Written instruction: Determine the number of lines where "Daberkow" occurs and reply with that number by itself.

-- start --

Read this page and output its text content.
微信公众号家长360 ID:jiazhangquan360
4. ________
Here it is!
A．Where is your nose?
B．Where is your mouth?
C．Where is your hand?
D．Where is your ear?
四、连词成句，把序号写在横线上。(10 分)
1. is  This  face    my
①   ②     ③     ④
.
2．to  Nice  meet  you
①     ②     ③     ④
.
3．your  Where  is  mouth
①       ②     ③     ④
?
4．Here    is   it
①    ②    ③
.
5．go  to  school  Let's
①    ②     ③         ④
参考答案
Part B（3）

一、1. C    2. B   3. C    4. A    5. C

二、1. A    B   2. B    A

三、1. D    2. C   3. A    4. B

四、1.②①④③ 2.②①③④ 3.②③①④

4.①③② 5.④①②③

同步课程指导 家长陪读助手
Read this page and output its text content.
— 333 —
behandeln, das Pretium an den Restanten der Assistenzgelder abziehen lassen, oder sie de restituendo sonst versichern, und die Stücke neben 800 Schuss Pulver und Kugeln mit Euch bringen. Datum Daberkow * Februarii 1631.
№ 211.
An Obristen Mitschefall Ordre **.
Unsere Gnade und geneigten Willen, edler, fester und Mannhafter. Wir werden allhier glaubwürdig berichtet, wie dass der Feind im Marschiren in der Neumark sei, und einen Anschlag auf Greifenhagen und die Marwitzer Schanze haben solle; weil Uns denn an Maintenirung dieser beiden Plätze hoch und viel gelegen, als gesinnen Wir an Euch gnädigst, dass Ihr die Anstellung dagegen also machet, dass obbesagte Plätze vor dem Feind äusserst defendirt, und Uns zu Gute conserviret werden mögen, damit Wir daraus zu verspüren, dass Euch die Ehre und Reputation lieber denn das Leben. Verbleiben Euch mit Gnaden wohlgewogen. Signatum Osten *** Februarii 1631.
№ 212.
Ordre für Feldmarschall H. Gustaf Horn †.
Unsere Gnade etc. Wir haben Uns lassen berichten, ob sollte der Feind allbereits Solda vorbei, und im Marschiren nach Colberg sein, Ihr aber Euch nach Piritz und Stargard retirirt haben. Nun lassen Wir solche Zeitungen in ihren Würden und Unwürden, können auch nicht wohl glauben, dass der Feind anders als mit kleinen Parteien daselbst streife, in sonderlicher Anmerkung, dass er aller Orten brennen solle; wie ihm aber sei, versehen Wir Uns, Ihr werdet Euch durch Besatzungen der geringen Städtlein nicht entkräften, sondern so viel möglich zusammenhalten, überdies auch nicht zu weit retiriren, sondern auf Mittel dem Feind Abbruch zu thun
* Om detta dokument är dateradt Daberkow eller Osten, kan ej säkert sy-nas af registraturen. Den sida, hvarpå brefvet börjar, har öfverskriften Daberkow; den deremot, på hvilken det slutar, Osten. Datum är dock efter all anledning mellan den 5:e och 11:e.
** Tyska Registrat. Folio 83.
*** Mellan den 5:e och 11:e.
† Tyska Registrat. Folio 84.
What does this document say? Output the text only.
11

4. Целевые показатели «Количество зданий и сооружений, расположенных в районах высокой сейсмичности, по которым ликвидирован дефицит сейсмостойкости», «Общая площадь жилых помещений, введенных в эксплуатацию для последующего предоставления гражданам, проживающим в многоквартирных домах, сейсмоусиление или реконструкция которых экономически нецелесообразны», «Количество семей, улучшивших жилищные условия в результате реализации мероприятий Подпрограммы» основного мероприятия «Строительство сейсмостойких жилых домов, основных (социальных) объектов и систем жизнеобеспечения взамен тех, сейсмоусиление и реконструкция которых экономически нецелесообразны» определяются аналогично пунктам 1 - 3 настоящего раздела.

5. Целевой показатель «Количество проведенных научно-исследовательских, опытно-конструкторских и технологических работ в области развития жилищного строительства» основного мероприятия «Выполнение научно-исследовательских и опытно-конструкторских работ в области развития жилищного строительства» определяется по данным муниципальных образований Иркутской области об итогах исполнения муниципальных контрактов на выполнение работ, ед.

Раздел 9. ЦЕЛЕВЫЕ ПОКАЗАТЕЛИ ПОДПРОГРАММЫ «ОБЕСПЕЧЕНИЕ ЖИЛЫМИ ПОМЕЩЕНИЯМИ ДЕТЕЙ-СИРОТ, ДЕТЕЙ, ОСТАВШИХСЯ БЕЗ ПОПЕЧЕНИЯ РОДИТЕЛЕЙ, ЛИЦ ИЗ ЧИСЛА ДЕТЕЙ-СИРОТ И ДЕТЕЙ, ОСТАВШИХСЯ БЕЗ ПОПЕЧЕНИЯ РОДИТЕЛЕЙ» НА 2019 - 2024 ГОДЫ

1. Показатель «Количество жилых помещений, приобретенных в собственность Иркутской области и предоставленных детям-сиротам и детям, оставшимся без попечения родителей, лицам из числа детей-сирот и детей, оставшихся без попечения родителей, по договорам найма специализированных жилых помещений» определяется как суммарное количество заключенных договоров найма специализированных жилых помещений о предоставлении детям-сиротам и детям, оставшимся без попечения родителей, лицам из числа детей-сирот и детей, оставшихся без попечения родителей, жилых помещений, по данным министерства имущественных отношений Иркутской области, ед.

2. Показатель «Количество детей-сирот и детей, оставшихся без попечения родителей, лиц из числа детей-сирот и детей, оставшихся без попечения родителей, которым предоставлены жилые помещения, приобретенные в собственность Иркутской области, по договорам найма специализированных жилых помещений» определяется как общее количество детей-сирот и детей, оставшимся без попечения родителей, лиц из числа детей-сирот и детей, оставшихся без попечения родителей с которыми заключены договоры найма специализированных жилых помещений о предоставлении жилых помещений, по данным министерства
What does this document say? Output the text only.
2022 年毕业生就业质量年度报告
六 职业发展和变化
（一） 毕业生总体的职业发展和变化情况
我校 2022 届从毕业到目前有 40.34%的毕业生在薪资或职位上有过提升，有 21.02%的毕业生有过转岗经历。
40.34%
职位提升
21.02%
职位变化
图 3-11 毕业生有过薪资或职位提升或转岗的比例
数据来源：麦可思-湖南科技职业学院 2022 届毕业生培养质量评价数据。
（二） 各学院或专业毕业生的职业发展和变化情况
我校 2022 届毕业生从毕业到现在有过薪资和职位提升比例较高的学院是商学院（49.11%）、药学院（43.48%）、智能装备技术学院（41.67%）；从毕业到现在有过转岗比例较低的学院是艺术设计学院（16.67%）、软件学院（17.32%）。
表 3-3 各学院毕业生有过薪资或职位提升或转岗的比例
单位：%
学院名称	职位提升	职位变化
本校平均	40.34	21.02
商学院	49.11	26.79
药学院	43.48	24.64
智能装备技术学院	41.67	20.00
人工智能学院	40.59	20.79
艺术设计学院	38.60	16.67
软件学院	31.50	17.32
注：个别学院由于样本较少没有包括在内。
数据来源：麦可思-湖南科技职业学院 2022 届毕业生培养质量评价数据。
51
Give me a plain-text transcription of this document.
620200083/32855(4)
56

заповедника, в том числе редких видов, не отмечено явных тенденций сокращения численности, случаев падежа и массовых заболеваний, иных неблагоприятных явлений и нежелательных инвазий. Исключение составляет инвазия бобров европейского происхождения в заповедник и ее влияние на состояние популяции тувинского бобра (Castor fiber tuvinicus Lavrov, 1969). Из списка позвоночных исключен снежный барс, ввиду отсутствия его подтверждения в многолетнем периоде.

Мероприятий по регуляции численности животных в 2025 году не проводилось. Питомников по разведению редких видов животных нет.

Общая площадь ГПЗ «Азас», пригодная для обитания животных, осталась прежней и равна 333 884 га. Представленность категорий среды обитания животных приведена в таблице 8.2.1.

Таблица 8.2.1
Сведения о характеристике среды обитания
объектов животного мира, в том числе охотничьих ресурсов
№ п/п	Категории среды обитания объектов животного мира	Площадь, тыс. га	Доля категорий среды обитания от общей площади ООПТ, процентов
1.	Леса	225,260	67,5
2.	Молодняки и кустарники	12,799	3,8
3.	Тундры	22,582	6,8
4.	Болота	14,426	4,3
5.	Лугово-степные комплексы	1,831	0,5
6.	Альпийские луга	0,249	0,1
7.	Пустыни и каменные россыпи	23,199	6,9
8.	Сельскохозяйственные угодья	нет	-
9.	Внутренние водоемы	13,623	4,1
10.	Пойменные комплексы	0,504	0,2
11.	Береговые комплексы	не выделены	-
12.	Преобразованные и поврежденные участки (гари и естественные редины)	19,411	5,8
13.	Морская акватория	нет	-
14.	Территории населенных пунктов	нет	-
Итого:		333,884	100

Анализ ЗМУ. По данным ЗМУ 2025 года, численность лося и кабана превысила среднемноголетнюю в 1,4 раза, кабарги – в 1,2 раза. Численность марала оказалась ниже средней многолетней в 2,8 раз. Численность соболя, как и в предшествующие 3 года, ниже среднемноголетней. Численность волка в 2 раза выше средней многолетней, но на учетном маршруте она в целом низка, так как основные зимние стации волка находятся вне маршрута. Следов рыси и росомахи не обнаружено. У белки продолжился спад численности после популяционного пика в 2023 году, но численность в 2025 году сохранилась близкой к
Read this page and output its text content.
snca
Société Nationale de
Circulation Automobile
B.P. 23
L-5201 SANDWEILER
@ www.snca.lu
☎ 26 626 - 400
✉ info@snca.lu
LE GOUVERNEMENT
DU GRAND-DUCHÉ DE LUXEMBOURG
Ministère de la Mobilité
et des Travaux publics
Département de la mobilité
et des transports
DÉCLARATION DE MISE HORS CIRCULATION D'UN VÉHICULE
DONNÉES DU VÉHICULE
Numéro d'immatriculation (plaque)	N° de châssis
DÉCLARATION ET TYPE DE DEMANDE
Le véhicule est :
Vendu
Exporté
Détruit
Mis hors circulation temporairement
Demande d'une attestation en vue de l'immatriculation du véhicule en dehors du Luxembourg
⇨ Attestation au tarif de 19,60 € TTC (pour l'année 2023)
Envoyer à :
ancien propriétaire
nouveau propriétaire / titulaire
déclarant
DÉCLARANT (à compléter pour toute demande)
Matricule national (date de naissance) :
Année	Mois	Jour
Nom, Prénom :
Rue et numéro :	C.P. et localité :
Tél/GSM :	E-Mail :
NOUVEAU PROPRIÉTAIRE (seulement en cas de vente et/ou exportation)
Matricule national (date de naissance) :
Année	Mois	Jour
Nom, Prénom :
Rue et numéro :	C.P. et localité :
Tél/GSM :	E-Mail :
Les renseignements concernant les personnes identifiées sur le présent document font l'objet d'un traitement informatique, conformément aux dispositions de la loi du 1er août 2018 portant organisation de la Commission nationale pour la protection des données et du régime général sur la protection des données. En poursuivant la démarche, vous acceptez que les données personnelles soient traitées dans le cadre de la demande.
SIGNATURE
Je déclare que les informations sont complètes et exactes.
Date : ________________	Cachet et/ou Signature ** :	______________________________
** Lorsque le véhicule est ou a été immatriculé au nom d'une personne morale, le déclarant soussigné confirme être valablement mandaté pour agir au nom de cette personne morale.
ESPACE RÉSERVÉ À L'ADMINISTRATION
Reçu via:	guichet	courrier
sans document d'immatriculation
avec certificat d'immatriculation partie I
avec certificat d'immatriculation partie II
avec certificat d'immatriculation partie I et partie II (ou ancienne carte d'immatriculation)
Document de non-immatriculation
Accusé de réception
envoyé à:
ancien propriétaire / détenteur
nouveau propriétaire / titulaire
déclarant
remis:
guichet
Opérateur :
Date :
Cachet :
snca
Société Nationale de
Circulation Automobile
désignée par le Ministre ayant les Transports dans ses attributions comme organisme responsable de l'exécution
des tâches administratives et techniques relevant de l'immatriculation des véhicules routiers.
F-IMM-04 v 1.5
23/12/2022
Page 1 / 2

-- end --

Result for this task: 2